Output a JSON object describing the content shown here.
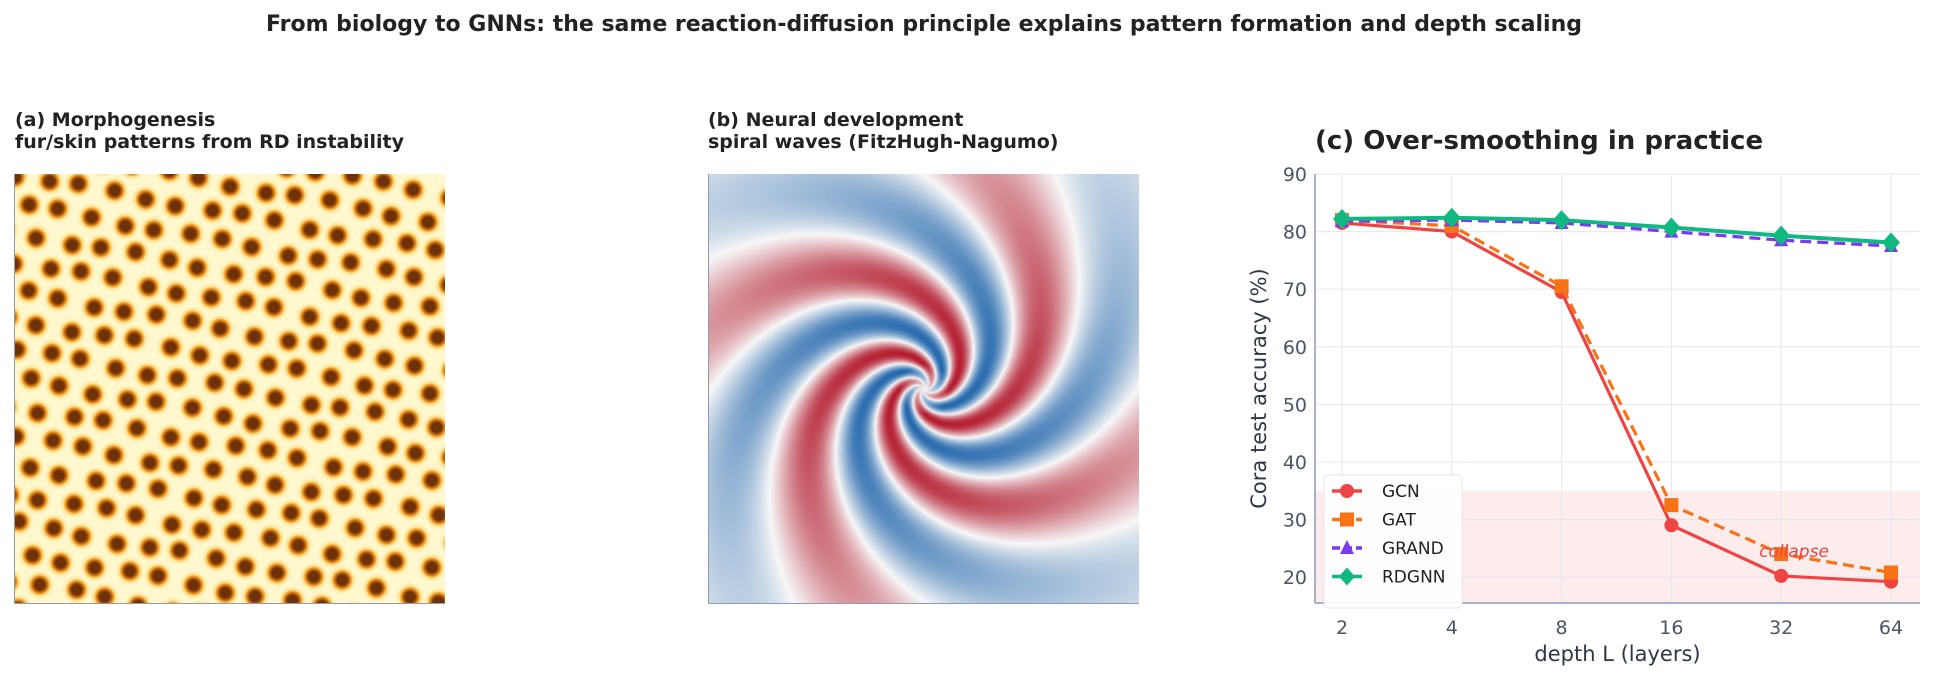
{
  "suptitle": "From biology to GNNs:  the same reaction-diffusion principle explains pattern formation and depth scaling",
  "panel_a": {
    "title_line1": "(a) Morphogenesis",
    "title_line2": "fur/skin patterns from RD instability",
    "colormap": "YlOrBr"
  },
  "panel_b": {
    "title_line1": "(b) Neural development",
    "title_line2": "spiral waves (FitzHugh-Nagumo)",
    "colormap": "RdBu"
  },
  "chart_data": {
    "type": "line",
    "title": "(c) Over-smoothing in practice",
    "xlabel": "depth L (layers)",
    "ylabel": "Cora test accuracy (%)",
    "x": [
      2,
      4,
      8,
      16,
      32,
      64
    ],
    "xscale": "log2",
    "ylim": [
      15.5,
      90
    ],
    "yticks": [
      20,
      30,
      40,
      50,
      60,
      70,
      80,
      90
    ],
    "grid": true,
    "legend": "lower-left",
    "series": [
      {
        "name": "GCN",
        "values": [
          81.5,
          80.0,
          69.5,
          29.0,
          20.2,
          19.2
        ],
        "color": "#ef4444",
        "marker": "circle",
        "dash": false
      },
      {
        "name": "GAT",
        "values": [
          82.0,
          81.0,
          70.5,
          32.5,
          24.0,
          20.8
        ],
        "color": "#f97316",
        "marker": "square",
        "dash": true
      },
      {
        "name": "GRAND",
        "values": [
          81.8,
          82.0,
          81.5,
          80.0,
          78.5,
          77.5
        ],
        "color": "#7c3aed",
        "marker": "triangle",
        "dash": true
      },
      {
        "name": "RDGNN",
        "values": [
          82.2,
          82.4,
          82.0,
          80.7,
          79.3,
          78.1
        ],
        "color": "#10b981",
        "marker": "diamond",
        "dash": false
      }
    ],
    "shaded_region": {
      "ymax": 35,
      "color": "#fdecec",
      "label": "collapse",
      "label_color": "#ef4444"
    }
  }
}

┄┄┄┄┄┄┄┄┄┄┄┄┄┄┄┄┄┄┄┄

_ABOUT THIS EXERCISE_:
Each record must be repeated exactly, and no picture may be carried over.

_WRITTEN REPLY_:
Output a JSON object describing the content shown here.
{
  "suptitle": "From biology to GNNs:  the same reaction-diffusion principle explains pattern formation and depth scaling",
  "panel_a": {
    "title_line1": "(a) Morphogenesis",
    "title_line2": "fur/skin patterns from RD instability",
    "colormap": "YlOrBr"
  },
  "panel_b": {
    "title_line1": "(b) Neural development",
    "title_line2": "spiral waves (FitzHugh-Nagumo)",
    "colormap": "RdBu"
  },
  "chart_data": {
    "type": "line",
    "title": "(c) Over-smoothing in practice",
    "xlabel": "depth L (layers)",
    "ylabel": "Cora test accuracy (%)",
    "x": [
      2,
      4,
      8,
      16,
      32,
      64
    ],
    "xscale": "log2",
    "ylim": [
      15.5,
      90
    ],
    "yticks": [
      20,
      30,
      40,
      50,
      60,
      70,
      80,
      90
    ],
    "grid": true,
    "legend": "lower-left",
    "series": [
      {
        "name": "GCN",
        "values": [
          81.5,
          80.0,
          69.5,
          29.0,
          20.2,
          19.2
        ],
        "color": "#ef4444",
        "marker": "circle",
        "dash": false
      },
      {
        "name": "GAT",
        "values": [
          82.0,
          81.0,
          70.5,
          32.5,
          24.0,
          20.8
        ],
        "color": "#f97316",
        "marker": "square",
        "dash": true
      },
      {
        "name": "GRAND",
        "values": [
          81.8,
          82.0,
          81.5,
          80.0,
          78.5,
          77.5
        ],
        "color": "#7c3aed",
        "marker": "triangle",
        "dash": true
      },
      {
        "name": "RDGNN",
        "values": [
          82.2,
          82.4,
          82.0,
          80.7,
          79.3,
          78.1
        ],
        "color": "#10b981",
        "marker": "diamond",
        "dash": false
      }
    ],
    "shaded_region": {
      "ymax": 35,
      "color": "#fdecec",
      "label": "collapse",
      "label_color": "#ef4444"
    }
  }
}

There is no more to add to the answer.